- Document:
▼

Skip site navigation (1)Skip section navigation (2)
Date:      Thu, 18 Oct 2012 00:40:41 +0000 (UTC)
From:      Jim Harris <jimharris@FreeBSD.org>
To:        src-committers@freebsd.org, svn-src-all@freebsd.org, svn-src-head@freebsd.org
Subject:   svn commit: r241661 - head/sys/dev/nvme
Message-ID:  <201210180040.q9I0efvo001229@svn.freebsd.org>

next in thread | raw e-mail | index | archive | help
Author: jimharris
Date: Thu Oct 18 00:40:40 2012
New Revision: 241661
URL: http://svn.freebsd.org/changeset/base/241661

Log:
  Cleanup uio-related code to use struct nvme_request and
  nvme_ctrlr_submit_io_request().
  
  While here, also fix case where a uio may have more than 1 iovec.

▲

- Recorded information:
▼

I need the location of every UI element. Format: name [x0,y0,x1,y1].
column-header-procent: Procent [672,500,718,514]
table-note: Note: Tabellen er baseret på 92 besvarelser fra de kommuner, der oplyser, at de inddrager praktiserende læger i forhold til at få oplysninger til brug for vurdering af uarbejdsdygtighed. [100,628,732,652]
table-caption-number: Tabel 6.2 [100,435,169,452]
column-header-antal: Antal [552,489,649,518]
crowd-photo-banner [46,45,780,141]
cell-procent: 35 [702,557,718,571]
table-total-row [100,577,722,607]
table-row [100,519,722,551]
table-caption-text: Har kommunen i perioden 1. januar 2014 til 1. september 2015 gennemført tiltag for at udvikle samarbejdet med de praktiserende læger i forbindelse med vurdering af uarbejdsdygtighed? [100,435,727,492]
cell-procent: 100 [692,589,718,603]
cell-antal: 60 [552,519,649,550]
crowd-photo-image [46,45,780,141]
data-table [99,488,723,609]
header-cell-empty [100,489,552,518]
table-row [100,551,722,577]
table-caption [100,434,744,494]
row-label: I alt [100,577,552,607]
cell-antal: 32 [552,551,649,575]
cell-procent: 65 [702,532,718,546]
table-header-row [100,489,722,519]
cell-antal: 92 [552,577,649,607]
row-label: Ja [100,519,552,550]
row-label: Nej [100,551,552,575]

▲

- Tasks to carry out:
[1] In the commit message, rewrite the stretch from "next in thread" through "nvme_ctrlr_submit_io_request().", replacing "struct nvme_request" with "struct nvme_tracker".
[2] Copy every line of the listing that contains the string "column".

- Written answers:
[1]
next in thread | raw e-mail | index | archive | help
Author: jimharris
Date: Thu Oct 18 00:40:40 2012
New Revision: 241661
URL: http://svn.freebsd.org/changeset/base/241661

Log:
  Cleanup uio-related code to use struct nvme_tracker and
  nvme_ctrlr_submit_io_request().

[2]
column-header-procent: Procent [672,500,718,514]
column-header-antal: Antal [552,489,649,518]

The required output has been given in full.